Given data:
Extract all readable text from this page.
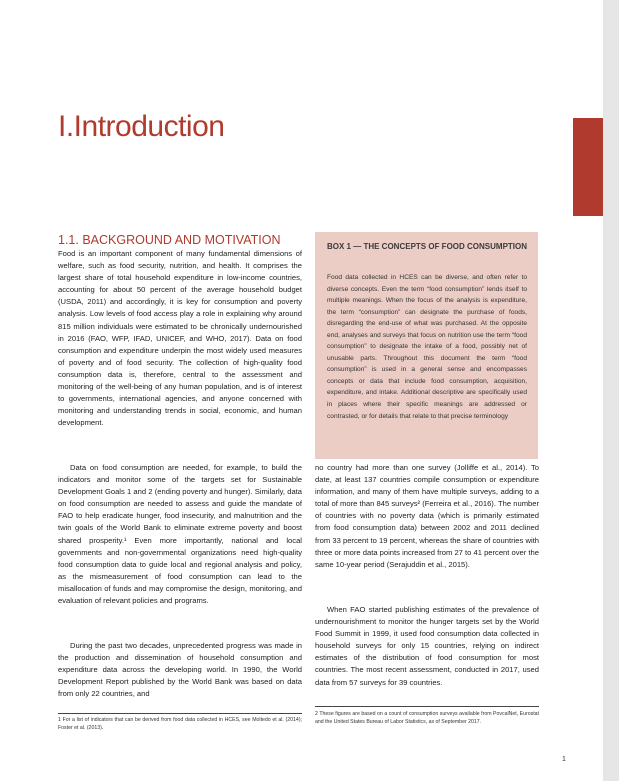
I.Introduction
1.1. BACKGROUND AND MOTIVATION

Food is an important component of many fundamental dimensions of welfare, such as food security, nutrition, and health. It comprises the largest share of total household expenditure in low-income countries, accounting for about 50 percent of the average household budget (USDA, 2011) and accordingly, it is key for consumption and poverty analysis. Low levels of food access play a role in explaining why around 815 million individuals were estimated to be chronically undernourished in 2016 (FAO, WFP, IFAD, UNICEF, and WHO, 2017). Data on food consumption and expenditure underpin the most widely used measures of poverty and of food security. The collection of high-quality food consumption data is, therefore, central to the assessment and monitoring of the well-being of any human population, and is of interest to governments, international agencies, and anyone concerned with monitoring and understanding trends in social, economic, and human development.

Data on food consumption are needed, for example, to build the indicators and monitor some of the targets set for Sustainable Development Goals 1 and 2 (ending poverty and hunger). Similarly, data on food consumption are needed to assess and guide the mandate of FAO to help eradicate hunger, food insecurity, and malnutrition and the twin goals of the World Bank to eliminate extreme poverty and boost shared prosperity.¹ Even more importantly, national and local governments and non-governmental organizations need high-quality food consumption data to guide local and regional analysis and policy, as the mismeasurement of food consumption can lead to the misallocation of funds and may compromise the design, monitoring, and evaluation of relevant policies and programs.

During the past two decades, unprecedented progress was made in the production and dissemination of household consumption and expenditure data across the developing world. In 1990, the World Development Report published by the World Bank was based on data from only 22 countries, and

BOX 1 — THE CONCEPTS OF FOOD CONSUMPTION

Food data collected in HCES can be diverse, and often refer to diverse concepts. Even the term “food consumption” lends itself to multiple meanings. When the focus of the analysis is expenditure, the term “consumption” can designate the purchase of foods, disregarding the end-use of what was purchased. At the opposite end, analyses and surveys that focus on nutrition use the term “food consumption” to designate the intake of a food, possibly net of unusable parts. Throughout this document the term “food consumption” is used in a general sense and encompasses concepts or data that include food consumption, acquisition, expenditure, and intake. Additional descriptive are specifically used in places where their specific meanings are addressed or contrasted, or for details that relate to that precise terminology

no country had more than one survey (Jolliffe et al., 2014). To date, at least 137 countries compile consumption or expenditure information, and many of them have multiple surveys, adding to a total of more than 845 surveys² (Ferreira et al., 2016). The number of countries with no poverty data (which is primarily estimated from food consumption data) between 2002 and 2011 declined from 33 percent to 19 percent, whereas the share of countries with three or more data points increased from 27 to 41 percent over the same 10-year period (Serajuddin et al., 2015).

When FAO started publishing estimates of the prevalence of undernourishment to monitor the hunger targets set by the World Food Summit in 1999, it used food consumption data collected in household surveys for only 15 countries, relying on indirect estimates of the distribution of food consumption for most countries. The most recent assessment, conducted in 2017, used data from 57 surveys for 39 countries.

1 For a list of indicators that can be derived from food data collected in HCES, see Moltedo et al. (2014); Foster et al. (2013).

2 These figures are based on a count of consumption surveys available from PovcalNet, Eurostat and the United States Bureau of Labor Statistics, as of September 2017.

1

Task brief: Repeat all the records above exactly, leaving out any pictures.

Written solution:
Extract all readable text from this page.
I.Introduction
1.1. BACKGROUND AND MOTIVATION

Food is an important component of many fundamental dimensions of welfare, such as food security, nutrition, and health. It comprises the largest share of total household expenditure in low-income countries, accounting for about 50 percent of the average household budget (USDA, 2011) and accordingly, it is key for consumption and poverty analysis. Low levels of food access play a role in explaining why around 815 million individuals were estimated to be chronically undernourished in 2016 (FAO, WFP, IFAD, UNICEF, and WHO, 2017). Data on food consumption and expenditure underpin the most widely used measures of poverty and of food security. The collection of high-quality food consumption data is, therefore, central to the assessment and monitoring of the well-being of any human population, and is of interest to governments, international agencies, and anyone concerned with monitoring and understanding trends in social, economic, and human development.

Data on food consumption are needed, for example, to build the indicators and monitor some of the targets set for Sustainable Development Goals 1 and 2 (ending poverty and hunger). Similarly, data on food consumption are needed to assess and guide the mandate of FAO to help eradicate hunger, food insecurity, and malnutrition and the twin goals of the World Bank to eliminate extreme poverty and boost shared prosperity.¹ Even more importantly, national and local governments and non-governmental organizations need high-quality food consumption data to guide local and regional analysis and policy, as the mismeasurement of food consumption can lead to the misallocation of funds and may compromise the design, monitoring, and evaluation of relevant policies and programs.

During the past two decades, unprecedented progress was made in the production and dissemination of household consumption and expenditure data across the developing world. In 1990, the World Development Report published by the World Bank was based on data from only 22 countries, and

BOX 1 — THE CONCEPTS OF FOOD CONSUMPTION

Food data collected in HCES can be diverse, and often refer to diverse concepts. Even the term “food consumption” lends itself to multiple meanings. When the focus of the analysis is expenditure, the term “consumption” can designate the purchase of foods, disregarding the end-use of what was purchased. At the opposite end, analyses and surveys that focus on nutrition use the term “food consumption” to designate the intake of a food, possibly net of unusable parts. Throughout this document the term “food consumption” is used in a general sense and encompasses concepts or data that include food consumption, acquisition, expenditure, and intake. Additional descriptive are specifically used in places where their specific meanings are addressed or contrasted, or for details that relate to that precise terminology

no country had more than one survey (Jolliffe et al., 2014). To date, at least 137 countries compile consumption or expenditure information, and many of them have multiple surveys, adding to a total of more than 845 surveys² (Ferreira et al., 2016). The number of countries with no poverty data (which is primarily estimated from food consumption data) between 2002 and 2011 declined from 33 percent to 19 percent, whereas the share of countries with three or more data points increased from 27 to 41 percent over the same 10-year period (Serajuddin et al., 2015).

When FAO started publishing estimates of the prevalence of undernourishment to monitor the hunger targets set by the World Food Summit in 1999, it used food consumption data collected in household surveys for only 15 countries, relying on indirect estimates of the distribution of food consumption for most countries. The most recent assessment, conducted in 2017, used data from 57 surveys for 39 countries.

1 For a list of indicators that can be derived from food data collected in HCES, see Moltedo et al. (2014); Foster et al. (2013).

2 These figures are based on a count of consumption surveys available from PovcalNet, Eurostat and the United States Bureau of Labor Statistics, as of September 2017.

1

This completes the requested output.